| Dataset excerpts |
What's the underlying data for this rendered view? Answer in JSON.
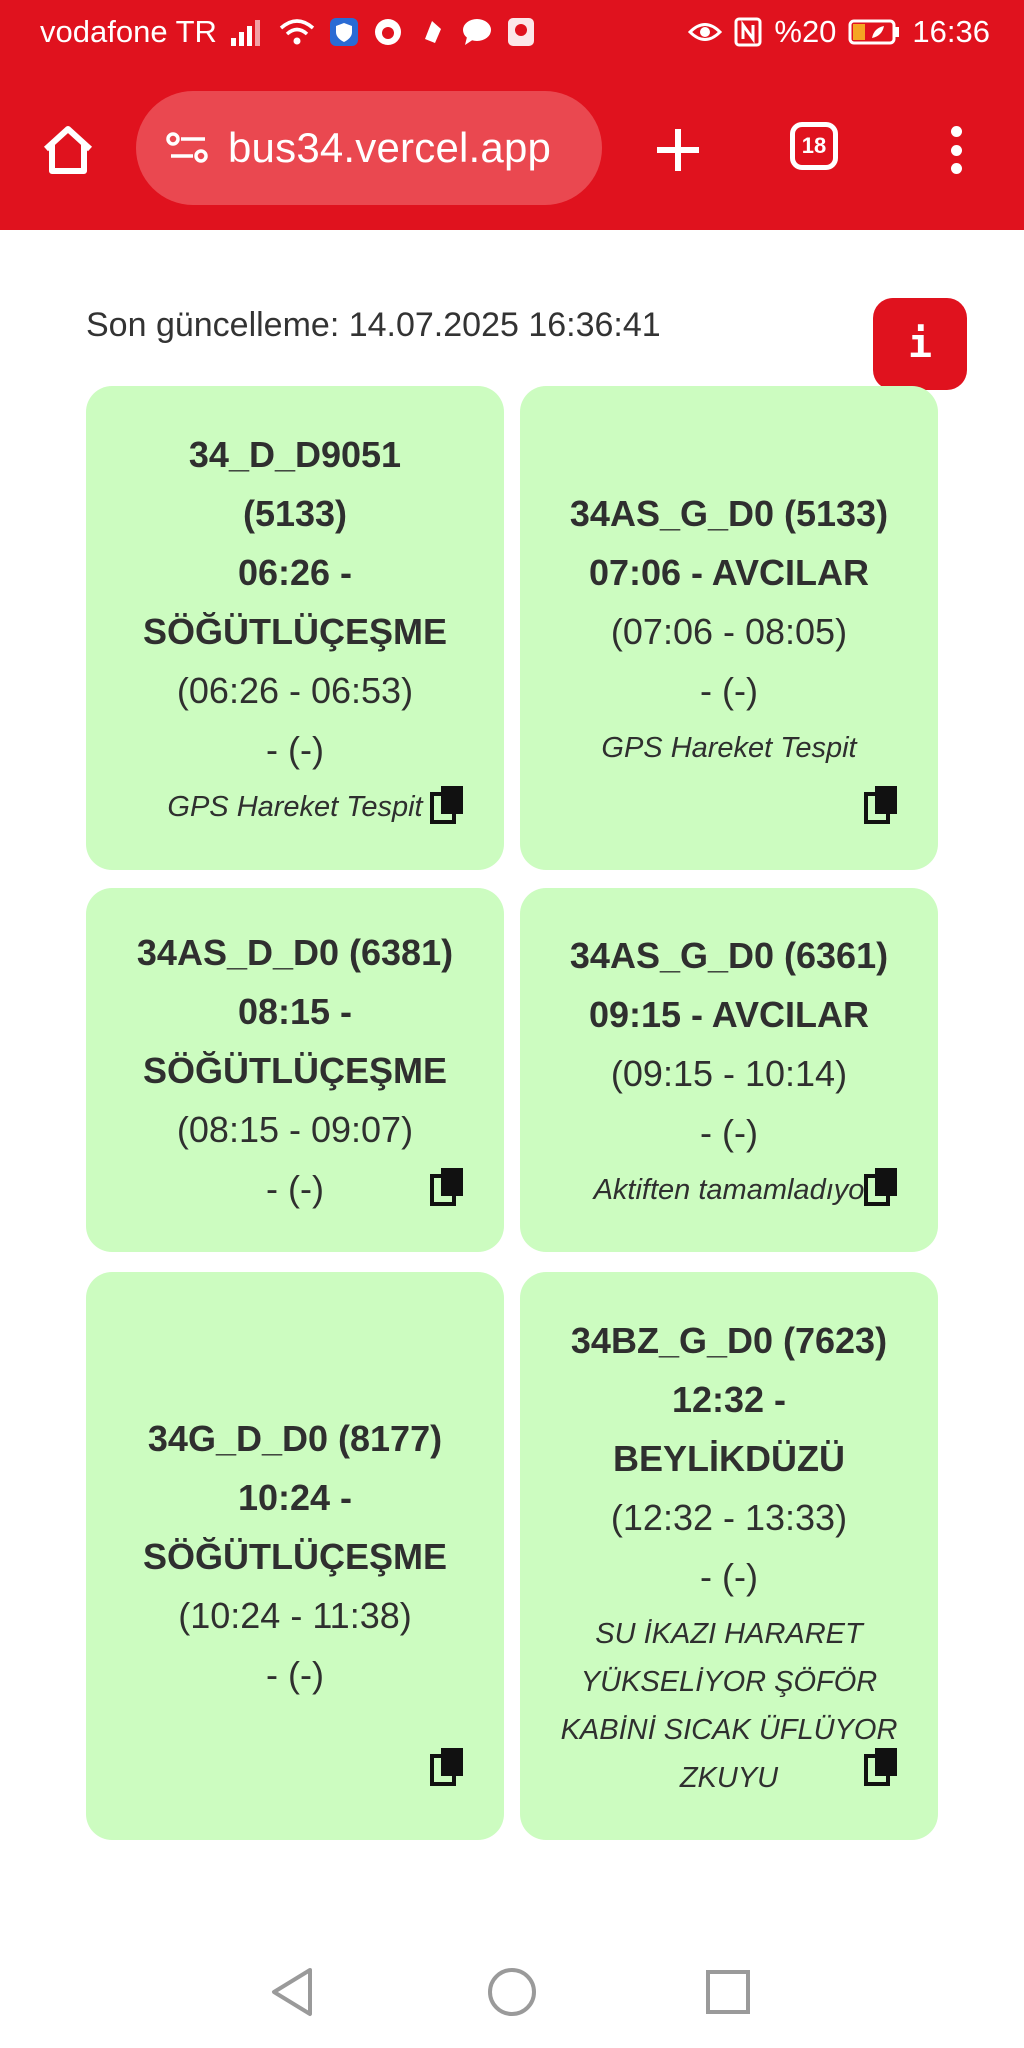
{
  "status_bar": {
    "carrier": "vodafone TR",
    "battery": "%20",
    "time": "16:36"
  },
  "browser": {
    "url": "bus34.vercel.app",
    "tab_count": "18"
  },
  "page": {
    "last_update": "Son güncelleme: 14.07.2025 16:36:41",
    "info_label": "i"
  },
  "cards": [
    {
      "title": [
        "34_D_D9051",
        "(5133)",
        "06:26 -",
        "SÖĞÜTLÜÇEŞME"
      ],
      "time_range": "(06:26 - 06:53)",
      "extra": "- (-)",
      "note": [
        "GPS Hareket Tespit"
      ]
    },
    {
      "title": [
        "34AS_G_D0 (5133)",
        "07:06 - AVCILAR"
      ],
      "time_range": "(07:06 - 08:05)",
      "extra": "- (-)",
      "note": [
        "GPS Hareket Tespit"
      ]
    },
    {
      "title": [
        "34AS_D_D0 (6381)",
        "08:15 -",
        "SÖĞÜTLÜÇEŞME"
      ],
      "time_range": "(08:15 - 09:07)",
      "extra": "- (-)",
      "note": []
    },
    {
      "title": [
        "34AS_G_D0 (6361)",
        "09:15 - AVCILAR"
      ],
      "time_range": "(09:15 - 10:14)",
      "extra": "- (-)",
      "note": [
        "Aktiften tamamladıyo"
      ]
    },
    {
      "title": [
        "34G_D_D0 (8177)",
        "10:24 -",
        "SÖĞÜTLÜÇEŞME"
      ],
      "time_range": "(10:24 - 11:38)",
      "extra": "- (-)",
      "note": []
    },
    {
      "title": [
        "34BZ_G_D0 (7623)",
        "12:32 -",
        "BEYLİKDÜZÜ"
      ],
      "time_range": "(12:32 - 13:33)",
      "extra": "- (-)",
      "note": [
        "SU İKAZI HARARET",
        "YÜKSELİYOR ŞÖFÖR",
        "KABİNİ SICAK ÜFLÜYOR",
        "ZKUYU"
      ]
    }
  ],
  "colors": {
    "brand_red": "#e0121e",
    "url_pill": "#ea4850",
    "card_bg": "#ccfcc0",
    "text": "#2f2f2f"
  }
}
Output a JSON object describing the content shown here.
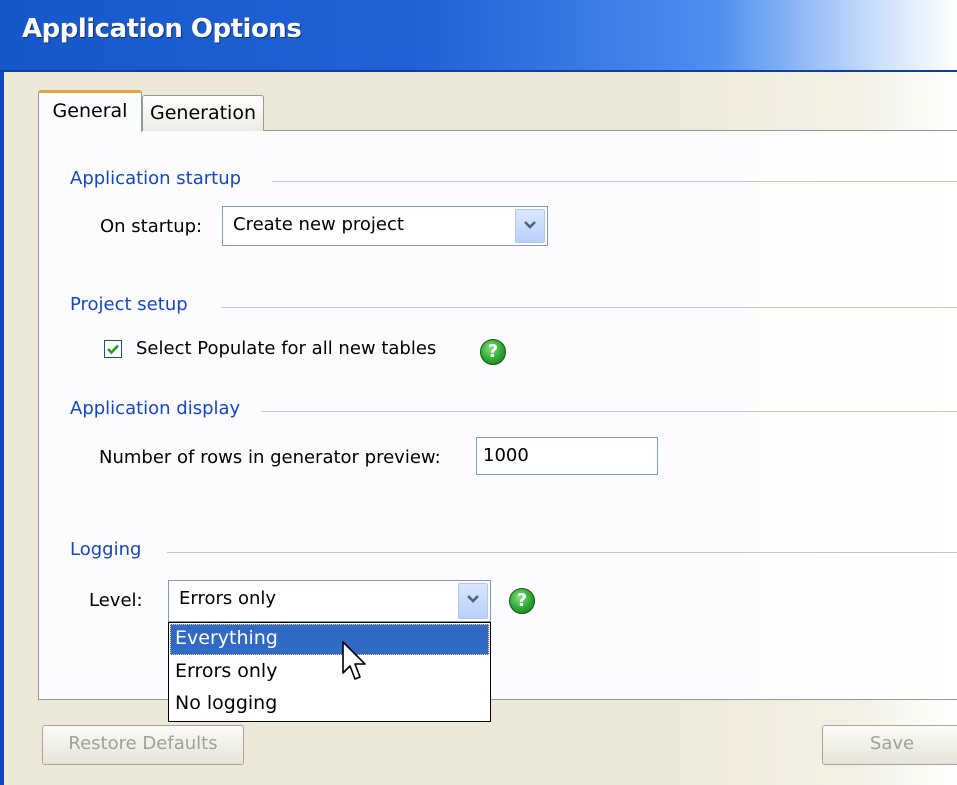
{
  "window": {
    "title": "Application Options"
  },
  "tabs": [
    {
      "label": "General",
      "selected": true
    },
    {
      "label": "Generation",
      "selected": false
    }
  ],
  "sections": {
    "startup": {
      "title": "Application startup",
      "on_startup_label": "On startup:",
      "on_startup_value": "Create new project"
    },
    "project": {
      "title": "Project setup",
      "populate_label": "Select Populate for all new tables",
      "populate_checked": true
    },
    "display": {
      "title": "Application display",
      "rows_label": "Number of rows in generator preview:",
      "rows_value": "1000"
    },
    "logging": {
      "title": "Logging",
      "level_label": "Level:",
      "level_value": "Errors only",
      "options": [
        "Everything",
        "Errors only",
        "No logging"
      ],
      "highlighted_option": "Everything"
    }
  },
  "footer": {
    "restore_label": "Restore Defaults",
    "save_label": "Save"
  },
  "icons": {
    "help": "help-icon",
    "dropdown": "chevron-down-icon",
    "cursor": "mouse-pointer-icon"
  },
  "colors": {
    "section_title": "#1546c8",
    "title_bar": "#1658c9",
    "selection": "#316ac5",
    "help_icon": "#2ea42e"
  }
}
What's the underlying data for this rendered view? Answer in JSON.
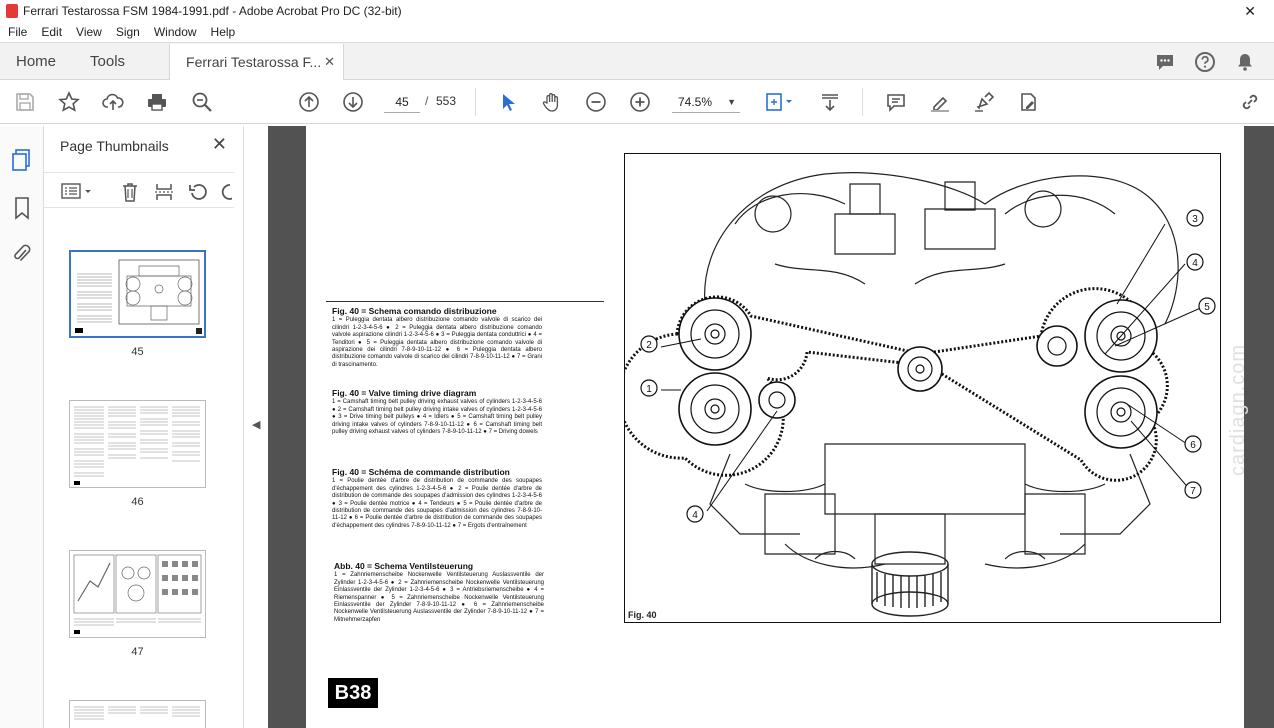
{
  "window": {
    "title": "Ferrari Testarossa FSM 1984-1991.pdf - Adobe Acrobat Pro DC (32-bit)",
    "close_glyph": "✕"
  },
  "menu": [
    "File",
    "Edit",
    "View",
    "Sign",
    "Window",
    "Help"
  ],
  "tabs": {
    "home": "Home",
    "tools": "Tools",
    "document": "Ferrari Testarossa F...",
    "close_glyph": "✕"
  },
  "toolbar": {
    "current_page": "45",
    "page_separator": "/",
    "total_pages": "553",
    "zoom": "74.5%"
  },
  "panel": {
    "title": "Page Thumbnails",
    "close_glyph": "✕"
  },
  "thumbnails": [
    {
      "label": "45",
      "selected": true
    },
    {
      "label": "46",
      "selected": false
    },
    {
      "label": "47",
      "selected": false
    }
  ],
  "page": {
    "captions": [
      {
        "title": "Fig. 40 = Schema comando distribuzione",
        "body": "1 = Puleggia dentata albero distribuzione comando valvole di scarico dei cilindri 1-2-3-4-5-6 ● 2 = Puleggia dentata albero distribuzione comando valvole aspirazione cilindri 1-2-3-4-5-6 ● 3 = Puleggia dentata conduttrici ● 4 = Tenditori ● 5 = Puleggia dentata albero distribuzione comando valvole di aspirazione dei cilindri 7-8-9-10-11-12 ● 6 = Puleggia dentata albero distribuzione comando valvole di scarico dei cilindri 7-8-9-10-11-12 ● 7 = Grani di trascinamento."
      },
      {
        "title": "Fig. 40 = Valve timing drive diagram",
        "body": "1 = Camshaft timing belt pulley driving exhaust valves of cylinders 1-2-3-4-5-6 ● 2 = Camshaft timing belt pulley driving intake valves of cylinders 1-2-3-4-5-6 ● 3 = Drive timing belt pulleys ● 4 = Idlers ● 5 = Camshaft timing belt pulley driving intake valves of cylinders 7-8-9-10-11-12 ● 6 = Camshaft timing belt pulley driving exhaust valves of cylinders 7-8-9-10-11-12 ● 7 = Driving dowels"
      },
      {
        "title": "Fig. 40 = Schéma de commande distribution",
        "body": "1 = Poulie dentée d'arbre de distribution de commande des soupapes d'échappement des cylindres 1-2-3-4-5-6 ● 2 = Poulie dentée d'arbre de distribution de commande des soupapes d'admission des cylindres 1-2-3-4-5-6 ● 3 = Poulie dentée motrice ● 4 = Tendeurs ● 5 = Poulie dentée d'arbre de distribution de commande des soupapes d'admission des cylindres 7-8-9-10-11-12 ● 6 = Poulie dentée d'arbre de distribution de commande des soupapes d'échappement des cylindres 7-8-9-10-11-12 ● 7 = Ergots d'entraînement"
      },
      {
        "title": "Abb. 40 = Schema Ventilsteuerung",
        "body": "1 = Zahnriemenscheibe Nockenwelle Ventilsteuerung Auslassventile der Zylinder 1-2-3-4-5-6 ● 2 = Zahnriemenscheibe Nockenwelle Ventilsteuerung Einlassventile der Zylinder 1-2-3-4-5-6 ● 3 = Antriebsriemenscheibe ● 4 = Riemenspanner ● 5 = Zahnriemenscheibe Nockenwelle Ventilsteuerung Einlassventile der Zylinder 7-8-9-10-11-12 ● 6 = Zahnriemenscheibe Nockenwelle Ventilsteuerung Auslassventile der Zylinder 7-8-9-10-11-12 ● 7 = Mitnehmerzapfen"
      }
    ],
    "figure_label": "Fig. 40",
    "callouts": [
      "1",
      "2",
      "3",
      "4",
      "4",
      "5",
      "6",
      "7"
    ],
    "page_badge": "B38",
    "watermark": "cardiagn.com"
  }
}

| Task directions |
In your copy of the listing above, reproduce each line exactly and omit all pictures.

| Solution |
What's the underlying data for this rendered view? Answer in JSON.
{
  "status_bar": {
    "carrier": "vodafone TR",
    "battery": "%20",
    "time": "16:36"
  },
  "browser": {
    "url": "bus34.vercel.app",
    "tab_count": "18"
  },
  "page": {
    "last_update": "Son güncelleme: 14.07.2025 16:36:41",
    "info_label": "i"
  },
  "cards": [
    {
      "title": [
        "34_D_D9051",
        "(5133)",
        "06:26 -",
        "SÖĞÜTLÜÇEŞME"
      ],
      "time_range": "(06:26 - 06:53)",
      "extra": "- (-)",
      "note": [
        "GPS Hareket Tespit"
      ]
    },
    {
      "title": [
        "34AS_G_D0 (5133)",
        "07:06 - AVCILAR"
      ],
      "time_range": "(07:06 - 08:05)",
      "extra": "- (-)",
      "note": [
        "GPS Hareket Tespit"
      ]
    },
    {
      "title": [
        "34AS_D_D0 (6381)",
        "08:15 -",
        "SÖĞÜTLÜÇEŞME"
      ],
      "time_range": "(08:15 - 09:07)",
      "extra": "- (-)",
      "note": []
    },
    {
      "title": [
        "34AS_G_D0 (6361)",
        "09:15 - AVCILAR"
      ],
      "time_range": "(09:15 - 10:14)",
      "extra": "- (-)",
      "note": [
        "Aktiften tamamladıyo"
      ]
    },
    {
      "title": [
        "34G_D_D0 (8177)",
        "10:24 -",
        "SÖĞÜTLÜÇEŞME"
      ],
      "time_range": "(10:24 - 11:38)",
      "extra": "- (-)",
      "note": []
    },
    {
      "title": [
        "34BZ_G_D0 (7623)",
        "12:32 -",
        "BEYLİKDÜZÜ"
      ],
      "time_range": "(12:32 - 13:33)",
      "extra": "- (-)",
      "note": [
        "SU İKAZI HARARET",
        "YÜKSELİYOR ŞÖFÖR",
        "KABİNİ SICAK ÜFLÜYOR",
        "ZKUYU"
      ]
    }
  ],
  "colors": {
    "brand_red": "#e0121e",
    "url_pill": "#ea4850",
    "card_bg": "#ccfcc0",
    "text": "#2f2f2f"
  }
}
Output a JSON object describing the content shown here.
{
  "window": {
    "title": "Application Options"
  },
  "tabs": [
    {
      "label": "General",
      "selected": true
    },
    {
      "label": "Generation",
      "selected": false
    }
  ],
  "sections": {
    "startup": {
      "title": "Application startup",
      "on_startup_label": "On startup:",
      "on_startup_value": "Create new project"
    },
    "project": {
      "title": "Project setup",
      "populate_label": "Select Populate for all new tables",
      "populate_checked": true
    },
    "display": {
      "title": "Application display",
      "rows_label": "Number of rows in generator preview:",
      "rows_value": "1000"
    },
    "logging": {
      "title": "Logging",
      "level_label": "Level:",
      "level_value": "Errors only",
      "options": [
        "Everything",
        "Errors only",
        "No logging"
      ],
      "highlighted_option": "Everything"
    }
  },
  "footer": {
    "restore_label": "Restore Defaults",
    "save_label": "Save"
  },
  "icons": {
    "help": "help-icon",
    "dropdown": "chevron-down-icon",
    "cursor": "mouse-pointer-icon"
  },
  "colors": {
    "section_title": "#1546c8",
    "title_bar": "#1658c9",
    "selection": "#316ac5",
    "help_icon": "#2ea42e"
  }
}
What's the underlying data for this rendered view? Answer in JSON.
{
  "window": {
    "title": "Ferrari Testarossa FSM 1984-1991.pdf - Adobe Acrobat Pro DC (32-bit)",
    "close_glyph": "✕"
  },
  "menu": [
    "File",
    "Edit",
    "View",
    "Sign",
    "Window",
    "Help"
  ],
  "tabs": {
    "home": "Home",
    "tools": "Tools",
    "document": "Ferrari Testarossa F...",
    "close_glyph": "✕"
  },
  "toolbar": {
    "current_page": "45",
    "page_separator": "/",
    "total_pages": "553",
    "zoom": "74.5%"
  },
  "panel": {
    "title": "Page Thumbnails",
    "close_glyph": "✕"
  },
  "thumbnails": [
    {
      "label": "45",
      "selected": true
    },
    {
      "label": "46",
      "selected": false
    },
    {
      "label": "47",
      "selected": false
    }
  ],
  "page": {
    "captions": [
      {
        "title": "Fig. 40 = Schema comando distribuzione",
        "body": "1 = Puleggia dentata albero distribuzione comando valvole di scarico dei cilindri 1-2-3-4-5-6 ● 2 = Puleggia dentata albero distribuzione comando valvole aspirazione cilindri 1-2-3-4-5-6 ● 3 = Puleggia dentata conduttrici ● 4 = Tenditori ● 5 = Puleggia dentata albero distribuzione comando valvole di aspirazione dei cilindri 7-8-9-10-11-12 ● 6 = Puleggia dentata albero distribuzione comando valvole di scarico dei cilindri 7-8-9-10-11-12 ● 7 = Grani di trascinamento."
      },
      {
        "title": "Fig. 40 = Valve timing drive diagram",
        "body": "1 = Camshaft timing belt pulley driving exhaust valves of cylinders 1-2-3-4-5-6 ● 2 = Camshaft timing belt pulley driving intake valves of cylinders 1-2-3-4-5-6 ● 3 = Drive timing belt pulleys ● 4 = Idlers ● 5 = Camshaft timing belt pulley driving intake valves of cylinders 7-8-9-10-11-12 ● 6 = Camshaft timing belt pulley driving exhaust valves of cylinders 7-8-9-10-11-12 ● 7 = Driving dowels"
      },
      {
        "title": "Fig. 40 = Schéma de commande distribution",
        "body": "1 = Poulie dentée d'arbre de distribution de commande des soupapes d'échappement des cylindres 1-2-3-4-5-6 ● 2 = Poulie dentée d'arbre de distribution de commande des soupapes d'admission des cylindres 1-2-3-4-5-6 ● 3 = Poulie dentée motrice ● 4 = Tendeurs ● 5 = Poulie dentée d'arbre de distribution de commande des soupapes d'admission des cylindres 7-8-9-10-11-12 ● 6 = Poulie dentée d'arbre de distribution de commande des soupapes d'échappement des cylindres 7-8-9-10-11-12 ● 7 = Ergots d'entraînement"
      },
      {
        "title": "Abb. 40 = Schema Ventilsteuerung",
        "body": "1 = Zahnriemenscheibe Nockenwelle Ventilsteuerung Auslassventile der Zylinder 1-2-3-4-5-6 ● 2 = Zahnriemenscheibe Nockenwelle Ventilsteuerung Einlassventile der Zylinder 1-2-3-4-5-6 ● 3 = Antriebsriemenscheibe ● 4 = Riemenspanner ● 5 = Zahnriemenscheibe Nockenwelle Ventilsteuerung Einlassventile der Zylinder 7-8-9-10-11-12 ● 6 = Zahnriemenscheibe Nockenwelle Ventilsteuerung Auslassventile der Zylinder 7-8-9-10-11-12 ● 7 = Mitnehmerzapfen"
      }
    ],
    "figure_label": "Fig. 40",
    "callouts": [
      "1",
      "2",
      "3",
      "4",
      "4",
      "5",
      "6",
      "7"
    ],
    "page_badge": "B38",
    "watermark": "cardiagn.com"
  }
}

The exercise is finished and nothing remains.